* **YOUR GOAL**
Retype the entries below without any changes, from the line containing "char-button[interactable]: é —" to the line containing "lesson-label: Lesson — [474, 90, 504, 100]", including both of those lines.

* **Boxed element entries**

== == ==

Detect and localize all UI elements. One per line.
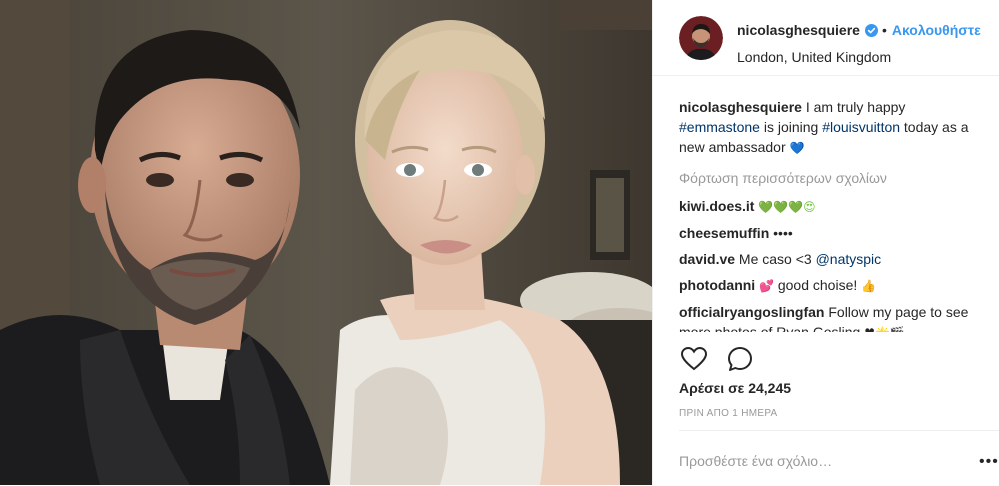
load-more-comments-button[interactable]: Φόρτωση περισσότερων σχολίων: [679, 168, 979, 188]
add-comment-bar: •••: [679, 430, 999, 486]
selfie-illustration: [0, 0, 652, 485]
location-link[interactable]: London, United Kingdom: [737, 49, 891, 65]
post-actions: [679, 344, 771, 374]
comment-text: Me caso <3: [735, 251, 816, 267]
hashtag-emmastone[interactable]: #emmastone: [679, 119, 760, 135]
header-separator: •: [881, 22, 887, 38]
comment-emoji: 💚💚💚😍: [758, 200, 816, 214]
comment-bubble-icon[interactable]: [725, 344, 755, 374]
post-caption: nicolasghesquiere I am truly happy #emma…: [679, 97, 979, 158]
comment-item: officialryangoslingfan Follow my page to…: [679, 302, 979, 332]
post-timestamp[interactable]: ΠΡΙΝ ΑΠΟ 1 ΗΜΕΡΑ: [679, 408, 778, 419]
instagram-post: nicolasghesquiere • Ακολουθήστε London, …: [0, 0, 999, 485]
likes-count[interactable]: Αρέσει σε 24,245: [679, 380, 791, 396]
comment-username[interactable]: david.ve: [679, 251, 735, 267]
comment-username[interactable]: officialryangoslingfan: [679, 304, 824, 320]
comment-text: ••••: [773, 225, 793, 241]
comment-emoji: 👍: [861, 279, 877, 293]
caption-username[interactable]: nicolasghesquiere: [679, 99, 802, 115]
comment-item: photodanni 💕 good choise! 👍: [679, 275, 979, 296]
comment-item: kiwi.does.it 💚💚💚😍: [679, 196, 979, 217]
header-top-line: nicolasghesquiere • Ακολουθήστε: [737, 22, 981, 38]
comment-username[interactable]: photodanni: [679, 277, 755, 293]
follow-button[interactable]: Ακολουθήστε: [892, 22, 981, 38]
comment-item: david.ve Me caso <3 @natyspic: [679, 249, 979, 269]
post-photo[interactable]: [0, 0, 652, 485]
blue-heart-emoji: 💙: [789, 141, 805, 155]
comment-username[interactable]: kiwi.does.it: [679, 198, 754, 214]
comment-item: cheesemuffin ••••: [679, 223, 979, 243]
more-options-button[interactable]: •••: [979, 453, 999, 471]
header-username[interactable]: nicolasghesquiere: [737, 22, 860, 38]
post-side-panel: nicolasghesquiere • Ακολουθήστε London, …: [652, 0, 999, 485]
caption-text-1: I am truly happy: [801, 99, 906, 115]
comment-username[interactable]: cheesemuffin: [679, 225, 769, 241]
verified-badge-icon: [864, 23, 878, 37]
comment-emoji: 💕: [755, 279, 774, 293]
avatar[interactable]: [679, 16, 723, 60]
comment-emoji: ♥🌟🎬: [864, 326, 905, 332]
caption-text-2: is joining: [759, 119, 823, 135]
post-header: nicolasghesquiere • Ακολουθήστε London, …: [653, 0, 999, 76]
heart-icon[interactable]: [679, 344, 709, 374]
comment-text: good choise!: [773, 277, 862, 293]
hashtag-louisvuitton[interactable]: #louisvuitton: [822, 119, 900, 135]
comment-mention[interactable]: @natyspic: [816, 251, 882, 267]
comment-input[interactable]: [679, 453, 939, 469]
comments-list[interactable]: nicolasghesquiere I am truly happy #emma…: [679, 97, 979, 332]
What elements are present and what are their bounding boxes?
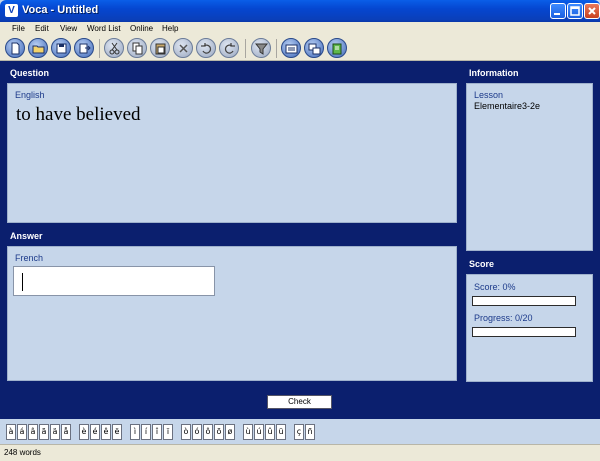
char-button[interactable]: é — [90, 424, 100, 440]
char-button[interactable]: û — [265, 424, 275, 440]
question-panel: English to have believed — [7, 83, 457, 223]
status-bar: 248 words — [0, 444, 600, 461]
transfer-icon — [308, 43, 321, 55]
delete-icon — [179, 44, 188, 53]
char-button[interactable]: è — [79, 424, 89, 440]
score-bar — [472, 296, 576, 306]
lesson-label: Lesson — [474, 90, 504, 100]
char-button[interactable]: ø — [225, 424, 235, 440]
special-characters-bar: àáâãäåèéêëìíîïòóôõøùúûüçñ — [0, 419, 600, 444]
char-button[interactable]: ò — [181, 424, 191, 440]
paste-icon — [155, 43, 166, 55]
char-button[interactable]: ú — [254, 424, 264, 440]
transfer-button[interactable] — [304, 38, 324, 58]
redo-button[interactable] — [219, 38, 239, 58]
save-icon — [56, 43, 67, 54]
title-bar: V Voca - Untitled — [0, 0, 600, 22]
char-button[interactable]: ù — [243, 424, 253, 440]
toolbar-separator — [99, 39, 100, 58]
filter-button[interactable] — [251, 38, 271, 58]
copy-button[interactable] — [127, 38, 147, 58]
open-folder-icon — [32, 45, 45, 54]
edit-book-icon — [332, 43, 342, 55]
char-button[interactable]: î — [152, 424, 162, 440]
toolbar-separator — [276, 39, 277, 58]
score-label: Score: 0% — [474, 282, 516, 292]
toolbar — [0, 36, 600, 61]
char-button[interactable]: ì — [130, 424, 140, 440]
information-panel: Lesson Elementaire3-2e — [466, 83, 593, 251]
delete-button[interactable] — [173, 38, 193, 58]
char-button[interactable]: ä — [50, 424, 60, 440]
question-text: to have believed — [16, 104, 141, 125]
char-button[interactable]: ü — [276, 424, 286, 440]
save-button[interactable] — [51, 38, 71, 58]
answer-input[interactable] — [13, 266, 215, 296]
menu-file[interactable]: File — [12, 24, 25, 33]
char-button[interactable]: ê — [101, 424, 111, 440]
char-button[interactable]: â — [28, 424, 38, 440]
menu-view[interactable]: View — [60, 24, 77, 33]
app-icon: V — [5, 4, 18, 17]
char-button[interactable]: ï — [163, 424, 173, 440]
menu-edit[interactable]: Edit — [35, 24, 49, 33]
char-button[interactable]: ó — [192, 424, 202, 440]
char-button[interactable]: ñ — [305, 424, 315, 440]
cut-button[interactable] — [104, 38, 124, 58]
undo-icon — [201, 43, 212, 54]
copy-icon — [132, 42, 143, 55]
close-icon — [588, 7, 596, 15]
menu-word-list[interactable]: Word List — [87, 24, 121, 33]
new-button[interactable] — [5, 38, 25, 58]
menu-bar: File Edit View Word List Online Help — [0, 22, 600, 36]
question-language: English — [15, 90, 45, 100]
score-title: Score — [469, 259, 495, 269]
paste-button[interactable] — [150, 38, 170, 58]
progress-label: Progress: 0/20 — [474, 313, 533, 323]
char-button[interactable]: ç — [294, 424, 304, 440]
char-button[interactable]: í — [141, 424, 151, 440]
word-count: 248 words — [4, 448, 41, 457]
undo-button[interactable] — [196, 38, 216, 58]
char-button[interactable]: à — [6, 424, 16, 440]
edit-book-button[interactable] — [327, 38, 347, 58]
lesson-value: Elementaire3-2e — [474, 101, 541, 111]
list-view-button[interactable] — [281, 38, 301, 58]
redo-icon — [224, 43, 235, 54]
new-file-icon — [11, 42, 20, 55]
char-button[interactable]: å — [61, 424, 71, 440]
menu-help[interactable]: Help — [162, 24, 178, 33]
score-panel: Score: 0% Progress: 0/20 — [466, 274, 593, 382]
check-button[interactable]: Check — [267, 395, 332, 409]
answer-title: Answer — [10, 231, 43, 241]
minimize-button[interactable] — [550, 3, 566, 19]
char-button[interactable]: ã — [39, 424, 49, 440]
information-title: Information — [469, 68, 519, 78]
export-icon — [79, 43, 91, 54]
main-frame: Question English to have believed Answer… — [0, 61, 600, 419]
cut-icon — [109, 42, 120, 55]
answer-panel: French — [7, 246, 457, 381]
toolbar-separator — [245, 39, 246, 58]
window-title: Voca - Untitled — [22, 4, 99, 16]
close-button[interactable] — [584, 3, 600, 19]
maximize-button[interactable] — [567, 3, 583, 19]
question-title: Question — [10, 68, 50, 78]
menu-online[interactable]: Online — [130, 24, 153, 33]
maximize-icon — [570, 6, 580, 16]
char-button[interactable]: õ — [214, 424, 224, 440]
open-button[interactable] — [28, 38, 48, 58]
char-button[interactable]: ë — [112, 424, 122, 440]
minimize-icon — [554, 13, 560, 15]
progress-bar — [472, 327, 576, 337]
char-button[interactable]: á — [17, 424, 27, 440]
export-button[interactable] — [74, 38, 94, 58]
answer-language: French — [15, 253, 44, 263]
filter-icon — [255, 43, 268, 55]
char-button[interactable]: ô — [203, 424, 213, 440]
text-caret — [22, 273, 23, 291]
list-view-icon — [285, 44, 298, 54]
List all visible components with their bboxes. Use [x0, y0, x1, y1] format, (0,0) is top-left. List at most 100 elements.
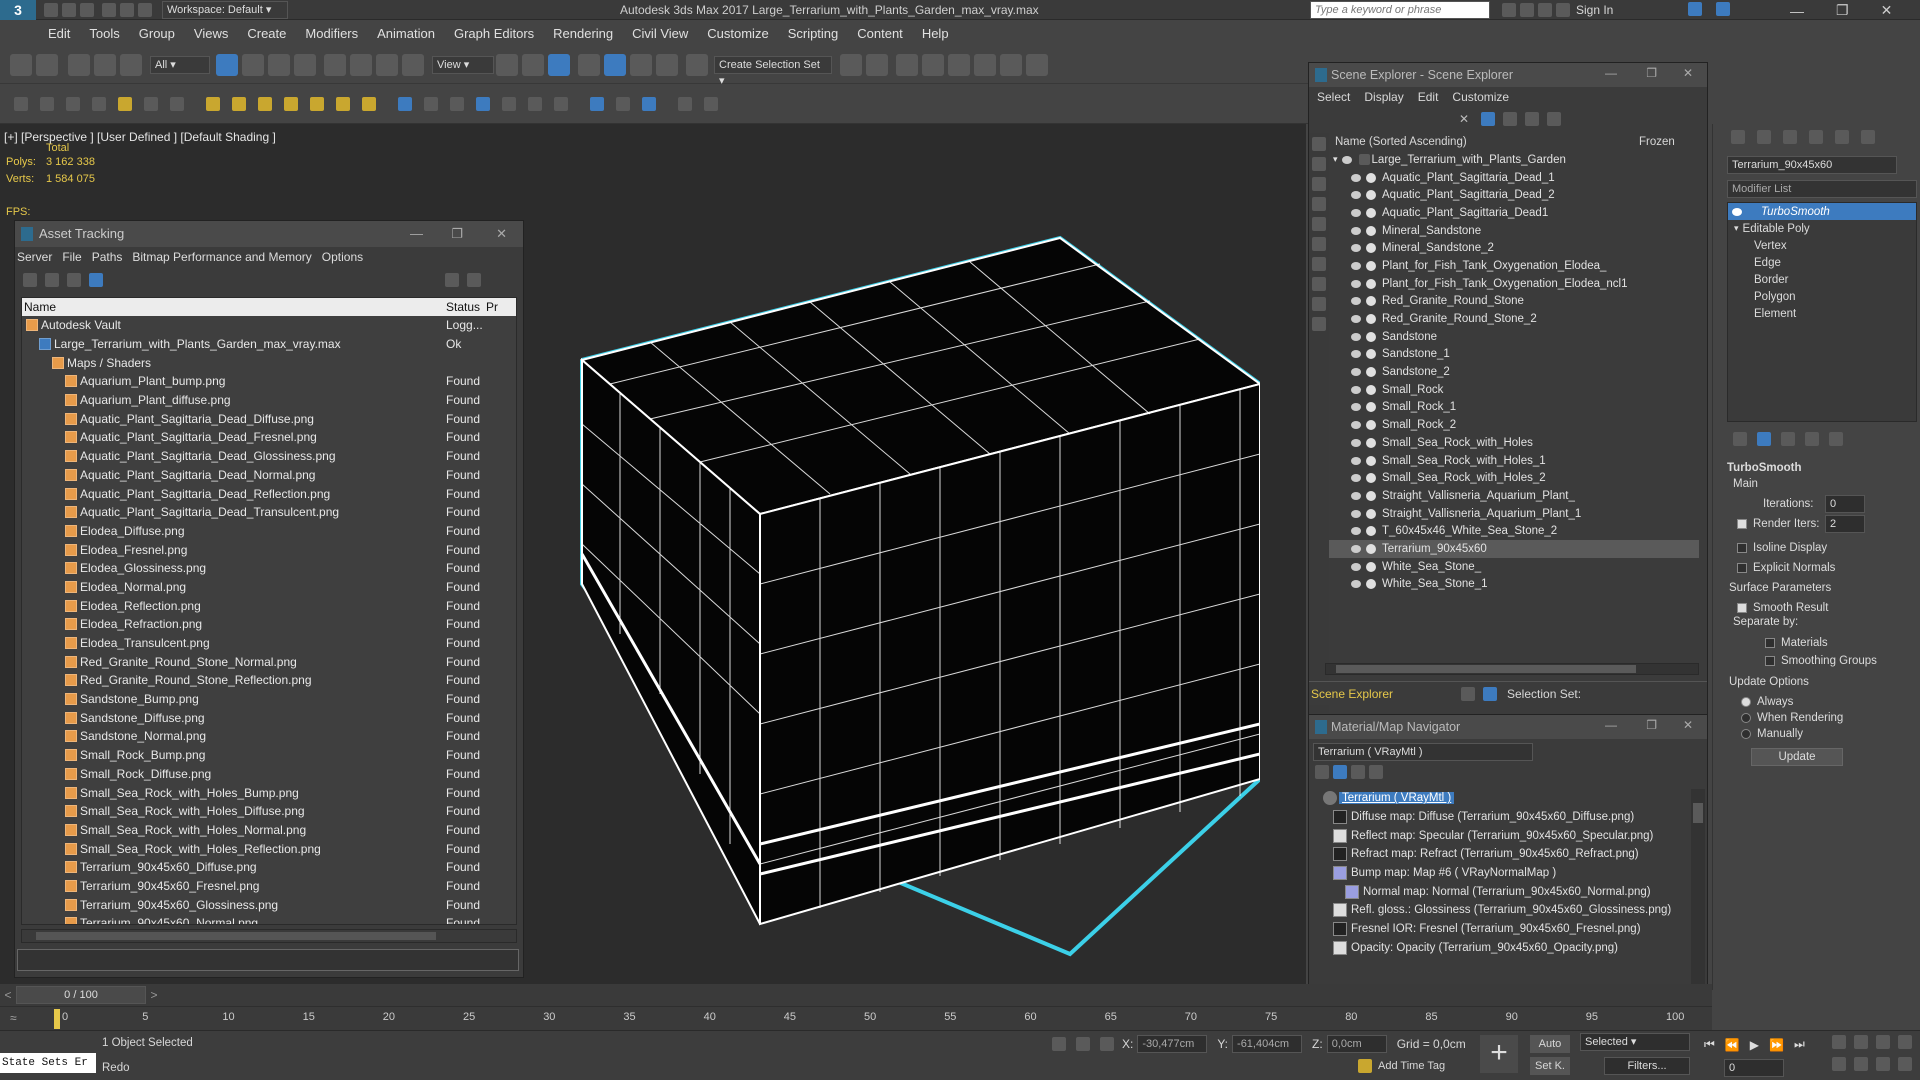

== == ==

* **TASK SOLUTION**
char-button[interactable]: é — [90, 424, 100, 440]
char-button[interactable]: û — [265, 424, 275, 440]
question-panel: English to have believed — [7, 83, 457, 223]
status-bar: 248 words — [0, 444, 600, 461]
transfer-icon — [308, 43, 321, 55]
delete-icon — [179, 44, 188, 53]
char-button[interactable]: è — [79, 424, 89, 440]
score-bar — [472, 296, 576, 306]
lesson-label: Lesson — [474, 90, 504, 100]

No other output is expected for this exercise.